* [ARTICLE]:

--- START ---

We've also fixed some bugs in runtime log behavior that could trip up
log recovery if (otherwise unrelated) transactions manage to start and
commit concurrently; some bugs in the GETFSMAP ioctl where we would
incorrectly restrict the range of records output if the two xfs
devices are of different sizes; a bug that resulted in fallocate
funshare failing unnecessarily; and broken behavior in the xfs inode
cache when DONTCACHE is in play.
As for new features: we now batch inode inactivations in percpu
background threads, which sharply decreases frontend thread wait time
when performing file deletions and should improve overall directory
tree deletion times. This eliminates both the problem where closing an
unlinked file (especially on a frozen fs) can stall for a long time,
and should also ease complaints about direct reclaim bogging down on
unlinked file cleanup.
Starting with this release, we've enabled pipelining of the XFS log.
On workloads with high rates of metadata updates to different shards
of the filesystem, multiple threads can be used to format committed
log updates into log checkpoints.
Lastly, with this release, two new features have graduated to
supported status: inode btree counters (for faster mounts), and
support for dates beyond Y2038. Expect these to be enabled by default
in a future release of xfsprogs.
Summary:
- Fix a potential log livelock on busy filesystems when there's so
much work going on that we can't finish a quotaoff before filling
up the log by removing the ability to disable quota accounting.
- Introduce the ability to use per-CPU data structures in XFS so that
we can do a better job of maintaining CPU locality for certain
operations.
- Defer inode inactivation work to per-CPU lists, which will help us
batch that processing. Deletions of large sparse files will
*appear* to run faster, but all that means is that we've moved the
work to the backend.
- Drop the EXPERIMENTAL warnings from the y2038+ support and the
inode btree counters, since it's been nearly a year and no
complaints have come in.
- Remove more of our bespoke kmem* variants in favor of using the
standard Linux calls.
- Prepare for the addition of log incompat features in upcoming
cycles by actually adding code to support this.
- Small cleanups of the xattr code in preparation for landing support
for full logging of extended attribute updates in a future cycle.

--- END ---

* [RECORDS SHOWN]:
--- START ---

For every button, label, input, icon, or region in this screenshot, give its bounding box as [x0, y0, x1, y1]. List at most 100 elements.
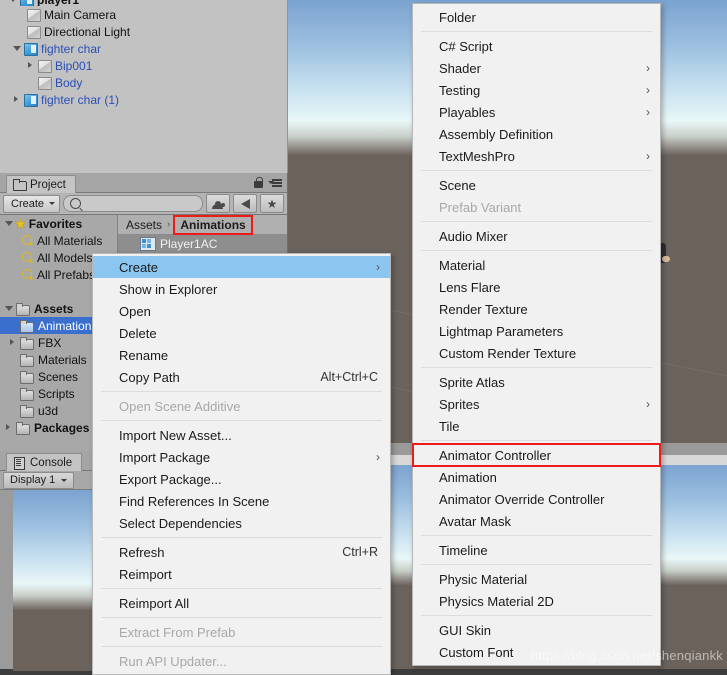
chevron-down-icon[interactable] — [4, 303, 15, 314]
tree-item-label: All Prefabs — [37, 267, 96, 282]
tree-item-favorites[interactable]: ★ Favorites — [0, 215, 117, 232]
menu-item-sprite-atlas[interactable]: Sprite Atlas — [413, 371, 660, 393]
menu-item-rename[interactable]: Rename — [93, 344, 390, 366]
chevron-down-icon[interactable] — [4, 218, 15, 229]
menu-separator — [421, 170, 652, 171]
menu-item-label: Refresh — [119, 544, 165, 560]
menu-item-folder[interactable]: Folder — [413, 6, 660, 28]
menu-item-animator-controller[interactable]: Animator Controller — [412, 443, 661, 467]
menu-item-refresh[interactable]: Refresh Ctrl+R — [93, 541, 390, 563]
hierarchy-row-main-camera[interactable]: Main Camera — [0, 6, 287, 23]
chevron-right-icon[interactable] — [12, 94, 23, 105]
tree-item-label: Scenes — [38, 369, 79, 384]
character-hand — [662, 256, 670, 262]
menu-item-import-package[interactable]: Import Package › — [93, 446, 390, 468]
chevron-right-icon[interactable] — [26, 60, 37, 71]
breadcrumb-current[interactable]: Animations — [173, 214, 253, 235]
hierarchy-item-label: Body — [55, 75, 83, 90]
display-dropdown[interactable]: Display 1 — [3, 471, 75, 489]
menu-item-delete[interactable]: Delete — [93, 322, 390, 344]
chevron-right-icon[interactable] — [4, 422, 15, 433]
hierarchy-panel[interactable]: player1 Main Camera Directional Light fi… — [0, 0, 288, 173]
avatar-filter-icon[interactable] — [206, 194, 230, 213]
menu-item-import-new-asset[interactable]: Import New Asset... — [93, 424, 390, 446]
hierarchy-item-label: Main Camera — [44, 7, 117, 22]
create-submenu[interactable]: Folder C# Script Shader › Testing › Play… — [412, 3, 661, 666]
breadcrumb-root[interactable]: Assets — [126, 218, 162, 232]
menu-item-physics-material-2d[interactable]: Physics Material 2D — [413, 590, 660, 612]
menu-item-testing[interactable]: Testing › — [413, 79, 660, 101]
menu-separator — [101, 391, 382, 392]
asset-item-player1ac[interactable]: Player1AC — [118, 235, 287, 253]
menu-item-audio-mixer[interactable]: Audio Mixer — [413, 225, 660, 247]
chevron-right-icon: › — [646, 105, 650, 119]
menu-item-open[interactable]: Open — [93, 300, 390, 322]
menu-item-textmeshpro[interactable]: TextMeshPro › — [413, 145, 660, 167]
search-icon — [20, 268, 34, 281]
menu-item-playables[interactable]: Playables › — [413, 101, 660, 123]
menu-item-scene[interactable]: Scene — [413, 174, 660, 196]
menu-item-copy-path[interactable]: Copy Path Alt+Ctrl+C — [93, 366, 390, 388]
menu-item-label: Physics Material 2D — [439, 593, 554, 609]
menu-item-avatar-mask[interactable]: Avatar Mask — [413, 510, 660, 532]
hierarchy-row-player1[interactable]: player1 — [0, 0, 287, 6]
chevron-right-icon[interactable] — [8, 337, 19, 348]
tab-console[interactable]: Console — [6, 453, 83, 471]
chevron-down-icon[interactable] — [8, 0, 19, 5]
menu-item-label: Material — [439, 257, 486, 273]
menu-item-animator-override-controller[interactable]: Animator Override Controller — [413, 488, 660, 510]
menu-item-lens-flare[interactable]: Lens Flare — [413, 276, 660, 298]
search-icon — [20, 251, 34, 264]
panel-menu-icon[interactable] — [268, 179, 282, 187]
menu-item-sprites[interactable]: Sprites › — [413, 393, 660, 415]
tree-item-all-materials[interactable]: All Materials — [0, 232, 117, 249]
create-button[interactable]: Create — [3, 194, 61, 213]
hierarchy-row-body[interactable]: Body — [0, 74, 287, 91]
menu-item-label: Custom Render Texture — [439, 345, 577, 361]
menu-item-physic-material[interactable]: Physic Material — [413, 568, 660, 590]
menu-item-export-package[interactable]: Export Package... — [93, 468, 390, 490]
menu-item-csharp-script[interactable]: C# Script — [413, 35, 660, 57]
menu-item-select-dependencies[interactable]: Select Dependencies — [93, 512, 390, 534]
search-input[interactable] — [63, 195, 203, 212]
hierarchy-row-directional-light[interactable]: Directional Light — [0, 23, 287, 40]
favorite-star-icon[interactable]: ★ — [260, 194, 284, 213]
menu-item-shader[interactable]: Shader › — [413, 57, 660, 79]
menu-item-reimport[interactable]: Reimport — [93, 563, 390, 585]
menu-item-show-in-explorer[interactable]: Show in Explorer — [93, 278, 390, 300]
menu-item-extract-from-prefab: Extract From Prefab — [93, 621, 390, 643]
menu-item-timeline[interactable]: Timeline — [413, 539, 660, 561]
menu-item-reimport-all[interactable]: Reimport All — [93, 592, 390, 614]
label-filter-icon[interactable] — [233, 194, 257, 213]
menu-item-create[interactable]: Create › — [93, 256, 390, 278]
asset-context-menu[interactable]: Create › Show in Explorer Open Delete Re… — [92, 253, 391, 675]
folder-icon — [19, 319, 34, 333]
tree-item-label: Packages — [34, 420, 90, 435]
menu-item-label: Animation — [439, 469, 497, 485]
menu-item-custom-render-texture[interactable]: Custom Render Texture — [413, 342, 660, 364]
menu-item-shortcut: Alt+Ctrl+C — [320, 370, 378, 384]
menu-separator — [101, 617, 382, 618]
menu-item-gui-skin[interactable]: GUI Skin — [413, 619, 660, 641]
menu-item-lightmap-parameters[interactable]: Lightmap Parameters — [413, 320, 660, 342]
menu-item-label: Open Scene Additive — [119, 398, 241, 414]
menu-item-animation[interactable]: Animation — [413, 466, 660, 488]
tab-project[interactable]: Project — [6, 175, 76, 193]
menu-item-render-texture[interactable]: Render Texture — [413, 298, 660, 320]
menu-item-tile[interactable]: Tile — [413, 415, 660, 437]
hierarchy-row-fighter-char[interactable]: fighter char — [0, 40, 287, 57]
hierarchy-row-fighter-char-1[interactable]: fighter char (1) — [0, 91, 287, 108]
menu-item-assembly-definition[interactable]: Assembly Definition — [413, 123, 660, 145]
hierarchy-row-bip001[interactable]: Bip001 — [0, 57, 287, 74]
watermark: https://blog.csdn.net/shenqiankk — [530, 648, 723, 663]
menu-item-material[interactable]: Material — [413, 254, 660, 276]
menu-separator — [421, 367, 652, 368]
tree-item-label: Assets — [34, 301, 74, 316]
star-icon: ★ — [15, 216, 26, 231]
menu-item-label: Tile — [439, 418, 460, 434]
prefab-icon — [23, 42, 38, 56]
menu-item-find-references-in-scene[interactable]: Find References In Scene — [93, 490, 390, 512]
chevron-down-icon[interactable] — [12, 43, 23, 54]
menu-item-label: Animator Controller — [439, 447, 551, 463]
lock-icon[interactable] — [254, 177, 263, 188]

--- END ---

* [THE TASKS]:
a) Answer these from the XFS release notes:
(i) What do the percpu background threads for inode inactivation sharply decrease?
(ii) Which two features have graduated to supported status?
(iii) What is being removed in favor of the standard Linux calls?
b) Decide whether each statement agrees with the XFS release notes. Answer yes or no, and quote the words that decide it.
(i) Pipelining of the XFS log is enabled starting with this release.
(ii) The inode btree counters and the Y2038 support are already enabled by default in xfsprogs.
(iii) The log livelock fix works by removing the ability to disable quota accounting.
c) Write the next part of the XFS release notes, picking up after their final line.
The data has nothing to do with the XFS release notes.

* [RESULTS FOR EACH TASK]:
a)
(i) Frontend thread wait time when performing file deletions.
(ii) Inode btree counters and support for dates beyond Y2038.
(iii) More of the bespoke kmem* variants.

b)
(i) Yes: "Starting with this release, we've enabled pipelining of the XFS log."
(ii) No: "Expect these to be enabled by default in a future release of xfsprogs."
(iii) Yes: "by removing the ability to disable quota accounting."

c)
- Replace the various log shutdown state and flag code all over xfs
with a single atomic bit flag.
- Fix a serious log recovery bug where log item replay can be skipped
based on the start lsn of a transaction even though the transaction
commit lsn is the key data point for that by enforcing start lsns
to appear in the log in the same order as commit lsns.
- Enable pipelining in the code that pushes log items to disk.
- Drop ->writepage.
- Fix some bugs in GETFSMAP where the last fsmap record reported for
a device could extend beyond the end of the device, and a separate
bug where query keys for one device could be applied to another.
- Don't let GETFSMAP query functions edit their input parameters.
- Small cleanups to the scrub code's handling of perag structures.
- Small cleanups to the incore inode tree walk code.
- Constify btree function parameters that aren't changed, so that
there will never again be confusion about range query functions
changing their input parameters.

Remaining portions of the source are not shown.